▶ [Goal of the exercise]
Reproduce each line bearing the word "Рязанская".

▶ [Source records]
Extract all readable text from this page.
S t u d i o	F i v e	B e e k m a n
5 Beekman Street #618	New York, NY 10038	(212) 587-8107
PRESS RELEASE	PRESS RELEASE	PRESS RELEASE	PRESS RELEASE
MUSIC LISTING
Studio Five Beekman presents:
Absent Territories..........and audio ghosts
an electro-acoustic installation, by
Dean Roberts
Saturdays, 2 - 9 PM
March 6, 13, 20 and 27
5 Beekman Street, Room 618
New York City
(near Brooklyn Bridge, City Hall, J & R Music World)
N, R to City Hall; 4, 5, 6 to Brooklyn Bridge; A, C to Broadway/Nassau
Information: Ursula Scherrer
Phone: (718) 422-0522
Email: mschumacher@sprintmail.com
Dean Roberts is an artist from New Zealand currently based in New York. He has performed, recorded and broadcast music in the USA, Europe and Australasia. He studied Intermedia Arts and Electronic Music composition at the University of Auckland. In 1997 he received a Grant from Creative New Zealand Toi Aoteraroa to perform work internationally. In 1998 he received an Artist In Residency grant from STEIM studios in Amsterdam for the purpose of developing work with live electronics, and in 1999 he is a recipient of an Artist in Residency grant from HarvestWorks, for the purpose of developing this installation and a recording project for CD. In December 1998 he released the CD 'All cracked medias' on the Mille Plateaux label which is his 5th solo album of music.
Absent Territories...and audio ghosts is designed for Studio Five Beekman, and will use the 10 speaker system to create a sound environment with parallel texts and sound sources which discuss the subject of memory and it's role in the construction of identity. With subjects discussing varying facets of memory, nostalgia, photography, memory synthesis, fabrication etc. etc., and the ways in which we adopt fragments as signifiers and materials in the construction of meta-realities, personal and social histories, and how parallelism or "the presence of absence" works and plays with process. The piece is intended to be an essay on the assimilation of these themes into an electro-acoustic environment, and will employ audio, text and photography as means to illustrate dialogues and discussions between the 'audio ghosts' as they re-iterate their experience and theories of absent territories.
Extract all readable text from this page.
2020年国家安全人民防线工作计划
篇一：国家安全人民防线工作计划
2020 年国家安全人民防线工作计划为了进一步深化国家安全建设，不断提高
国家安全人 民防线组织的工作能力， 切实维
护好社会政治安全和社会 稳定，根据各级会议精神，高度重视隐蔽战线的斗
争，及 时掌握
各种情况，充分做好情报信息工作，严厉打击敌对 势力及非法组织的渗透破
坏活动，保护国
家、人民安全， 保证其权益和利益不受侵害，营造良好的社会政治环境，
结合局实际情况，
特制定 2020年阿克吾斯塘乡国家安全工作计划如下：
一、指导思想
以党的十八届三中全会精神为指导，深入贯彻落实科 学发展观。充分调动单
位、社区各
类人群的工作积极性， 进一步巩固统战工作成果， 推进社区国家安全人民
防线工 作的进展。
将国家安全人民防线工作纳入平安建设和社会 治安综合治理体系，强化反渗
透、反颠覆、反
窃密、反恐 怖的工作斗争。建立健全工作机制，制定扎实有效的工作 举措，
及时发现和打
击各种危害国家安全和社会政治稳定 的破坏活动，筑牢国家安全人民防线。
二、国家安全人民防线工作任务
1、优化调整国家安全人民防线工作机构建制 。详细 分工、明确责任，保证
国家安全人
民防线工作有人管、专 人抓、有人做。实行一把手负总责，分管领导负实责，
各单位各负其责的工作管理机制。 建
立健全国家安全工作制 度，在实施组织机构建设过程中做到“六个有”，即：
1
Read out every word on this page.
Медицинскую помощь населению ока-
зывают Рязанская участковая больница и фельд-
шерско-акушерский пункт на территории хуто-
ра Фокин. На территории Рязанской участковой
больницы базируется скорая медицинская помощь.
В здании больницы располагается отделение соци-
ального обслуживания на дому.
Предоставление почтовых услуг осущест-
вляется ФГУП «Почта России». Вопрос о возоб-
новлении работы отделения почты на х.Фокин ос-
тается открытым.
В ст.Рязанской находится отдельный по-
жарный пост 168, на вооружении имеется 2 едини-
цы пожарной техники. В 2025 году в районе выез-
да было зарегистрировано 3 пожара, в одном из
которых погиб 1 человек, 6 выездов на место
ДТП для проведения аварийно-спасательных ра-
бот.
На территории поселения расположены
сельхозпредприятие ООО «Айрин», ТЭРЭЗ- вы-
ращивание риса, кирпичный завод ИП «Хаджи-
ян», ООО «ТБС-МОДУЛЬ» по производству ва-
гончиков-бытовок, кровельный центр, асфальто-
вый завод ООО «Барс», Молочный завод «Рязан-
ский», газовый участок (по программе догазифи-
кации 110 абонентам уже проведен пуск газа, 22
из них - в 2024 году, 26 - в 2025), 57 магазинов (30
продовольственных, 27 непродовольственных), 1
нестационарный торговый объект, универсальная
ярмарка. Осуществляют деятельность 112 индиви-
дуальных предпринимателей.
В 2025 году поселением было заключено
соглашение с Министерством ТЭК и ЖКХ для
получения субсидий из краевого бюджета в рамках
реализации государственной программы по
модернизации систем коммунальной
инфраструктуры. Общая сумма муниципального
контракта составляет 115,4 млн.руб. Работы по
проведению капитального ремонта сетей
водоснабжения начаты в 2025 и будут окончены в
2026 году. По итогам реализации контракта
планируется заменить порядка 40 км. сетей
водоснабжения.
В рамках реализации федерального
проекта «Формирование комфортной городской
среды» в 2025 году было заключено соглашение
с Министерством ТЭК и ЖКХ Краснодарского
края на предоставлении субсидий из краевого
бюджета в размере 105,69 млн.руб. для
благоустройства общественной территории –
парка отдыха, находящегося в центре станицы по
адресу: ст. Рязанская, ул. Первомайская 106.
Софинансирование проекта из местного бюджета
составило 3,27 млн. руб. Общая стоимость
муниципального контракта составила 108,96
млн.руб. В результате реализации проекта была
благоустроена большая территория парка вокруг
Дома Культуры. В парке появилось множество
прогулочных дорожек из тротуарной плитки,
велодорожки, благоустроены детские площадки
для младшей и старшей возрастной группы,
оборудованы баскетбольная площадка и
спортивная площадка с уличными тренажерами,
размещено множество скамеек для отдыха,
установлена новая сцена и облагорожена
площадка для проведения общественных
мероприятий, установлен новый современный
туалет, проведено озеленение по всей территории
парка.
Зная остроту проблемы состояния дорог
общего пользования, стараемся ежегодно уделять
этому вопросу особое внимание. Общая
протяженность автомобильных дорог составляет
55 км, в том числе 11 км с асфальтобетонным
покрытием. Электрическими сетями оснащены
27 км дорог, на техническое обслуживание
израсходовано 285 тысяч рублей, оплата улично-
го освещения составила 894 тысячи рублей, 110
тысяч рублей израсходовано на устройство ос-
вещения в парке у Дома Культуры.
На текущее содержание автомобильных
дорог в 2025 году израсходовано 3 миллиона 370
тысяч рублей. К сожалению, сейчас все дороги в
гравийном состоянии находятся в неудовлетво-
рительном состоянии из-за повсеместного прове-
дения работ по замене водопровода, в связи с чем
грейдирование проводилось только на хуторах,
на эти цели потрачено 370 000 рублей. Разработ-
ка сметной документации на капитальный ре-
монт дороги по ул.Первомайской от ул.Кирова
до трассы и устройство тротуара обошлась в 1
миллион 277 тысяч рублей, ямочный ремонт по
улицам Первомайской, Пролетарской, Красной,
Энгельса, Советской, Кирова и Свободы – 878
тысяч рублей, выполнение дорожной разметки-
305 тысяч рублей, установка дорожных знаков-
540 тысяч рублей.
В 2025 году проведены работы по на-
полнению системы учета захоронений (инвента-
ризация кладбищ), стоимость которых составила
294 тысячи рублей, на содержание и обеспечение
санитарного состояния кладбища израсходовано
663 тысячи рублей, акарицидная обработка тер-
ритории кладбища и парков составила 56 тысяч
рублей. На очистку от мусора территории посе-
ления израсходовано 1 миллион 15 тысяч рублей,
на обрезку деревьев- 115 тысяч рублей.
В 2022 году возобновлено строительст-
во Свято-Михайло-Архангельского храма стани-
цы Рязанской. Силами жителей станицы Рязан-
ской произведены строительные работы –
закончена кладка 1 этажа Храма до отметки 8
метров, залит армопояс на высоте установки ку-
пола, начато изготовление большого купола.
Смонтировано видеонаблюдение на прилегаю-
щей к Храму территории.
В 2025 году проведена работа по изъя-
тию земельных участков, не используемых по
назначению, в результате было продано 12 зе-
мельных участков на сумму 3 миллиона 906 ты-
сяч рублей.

▶ [Result below]
зывают Рязанская участковая больница и фельд-
адресу: ст. Рязанская, ул. Первомайская 106.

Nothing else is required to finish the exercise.